EXTRACTED DATA:
■ ■ ■ ■ ■
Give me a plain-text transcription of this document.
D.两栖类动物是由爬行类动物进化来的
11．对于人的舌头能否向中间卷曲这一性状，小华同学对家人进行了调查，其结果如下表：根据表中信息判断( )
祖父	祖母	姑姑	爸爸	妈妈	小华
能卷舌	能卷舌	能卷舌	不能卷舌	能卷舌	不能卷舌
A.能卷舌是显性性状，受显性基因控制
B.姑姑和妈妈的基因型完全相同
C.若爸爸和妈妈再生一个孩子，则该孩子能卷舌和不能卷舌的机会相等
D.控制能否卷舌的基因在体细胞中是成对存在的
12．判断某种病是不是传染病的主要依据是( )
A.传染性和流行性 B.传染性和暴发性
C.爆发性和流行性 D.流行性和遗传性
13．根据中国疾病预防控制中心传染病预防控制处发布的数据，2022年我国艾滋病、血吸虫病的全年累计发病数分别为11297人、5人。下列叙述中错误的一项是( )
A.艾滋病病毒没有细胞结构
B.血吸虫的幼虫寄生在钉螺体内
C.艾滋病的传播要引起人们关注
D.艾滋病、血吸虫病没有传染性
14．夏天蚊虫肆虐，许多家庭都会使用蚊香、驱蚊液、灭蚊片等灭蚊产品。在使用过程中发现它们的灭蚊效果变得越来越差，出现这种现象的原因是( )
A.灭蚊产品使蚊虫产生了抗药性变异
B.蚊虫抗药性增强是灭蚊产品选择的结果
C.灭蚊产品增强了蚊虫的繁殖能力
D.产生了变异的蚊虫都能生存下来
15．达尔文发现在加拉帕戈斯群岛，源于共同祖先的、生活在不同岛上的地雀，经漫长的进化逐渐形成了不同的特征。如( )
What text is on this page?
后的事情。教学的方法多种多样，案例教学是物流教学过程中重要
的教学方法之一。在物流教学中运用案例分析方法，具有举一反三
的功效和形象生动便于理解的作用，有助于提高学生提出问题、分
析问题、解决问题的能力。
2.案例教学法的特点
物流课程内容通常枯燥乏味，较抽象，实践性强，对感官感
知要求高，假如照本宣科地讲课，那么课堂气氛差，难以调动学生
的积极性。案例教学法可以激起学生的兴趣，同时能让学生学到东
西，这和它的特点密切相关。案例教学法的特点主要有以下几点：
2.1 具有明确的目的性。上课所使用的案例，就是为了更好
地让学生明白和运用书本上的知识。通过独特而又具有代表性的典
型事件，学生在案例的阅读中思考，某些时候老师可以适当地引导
■ ■ ■ ■ ■
THE TASK: Restate the whole of the material exactly.

RIGHT ANSWER:
Give me a plain-text transcription of this document.
D.两栖类动物是由爬行类动物进化来的
11．对于人的舌头能否向中间卷曲这一性状，小华同学对家人进行了调查，其结果如下表：根据表中信息判断( )
祖父	祖母	姑姑	爸爸	妈妈	小华
能卷舌	能卷舌	能卷舌	不能卷舌	能卷舌	不能卷舌
A.能卷舌是显性性状，受显性基因控制
B.姑姑和妈妈的基因型完全相同
C.若爸爸和妈妈再生一个孩子，则该孩子能卷舌和不能卷舌的机会相等
D.控制能否卷舌的基因在体细胞中是成对存在的
12．判断某种病是不是传染病的主要依据是( )
A.传染性和流行性 B.传染性和暴发性
C.爆发性和流行性 D.流行性和遗传性
13．根据中国疾病预防控制中心传染病预防控制处发布的数据，2022年我国艾滋病、血吸虫病的全年累计发病数分别为11297人、5人。下列叙述中错误的一项是( )
A.艾滋病病毒没有细胞结构
B.血吸虫的幼虫寄生在钉螺体内
C.艾滋病的传播要引起人们关注
D.艾滋病、血吸虫病没有传染性
14．夏天蚊虫肆虐，许多家庭都会使用蚊香、驱蚊液、灭蚊片等灭蚊产品。在使用过程中发现它们的灭蚊效果变得越来越差，出现这种现象的原因是( )
A.灭蚊产品使蚊虫产生了抗药性变异
B.蚊虫抗药性增强是灭蚊产品选择的结果
C.灭蚊产品增强了蚊虫的繁殖能力
D.产生了变异的蚊虫都能生存下来
15．达尔文发现在加拉帕戈斯群岛，源于共同祖先的、生活在不同岛上的地雀，经漫长的进化逐渐形成了不同的特征。如( )
What text is on this page?
后的事情。教学的方法多种多样，案例教学是物流教学过程中重要
的教学方法之一。在物流教学中运用案例分析方法，具有举一反三
的功效和形象生动便于理解的作用，有助于提高学生提出问题、分
析问题、解决问题的能力。
2.案例教学法的特点
物流课程内容通常枯燥乏味，较抽象，实践性强，对感官感
知要求高，假如照本宣科地讲课，那么课堂气氛差，难以调动学生
的积极性。案例教学法可以激起学生的兴趣，同时能让学生学到东
西，这和它的特点密切相关。案例教学法的特点主要有以下几点：
2.1 具有明确的目的性。上课所使用的案例，就是为了更好
地让学生明白和运用书本上的知识。通过独特而又具有代表性的典
型事件，学生在案例的阅读中思考，某些时候老师可以适当地引导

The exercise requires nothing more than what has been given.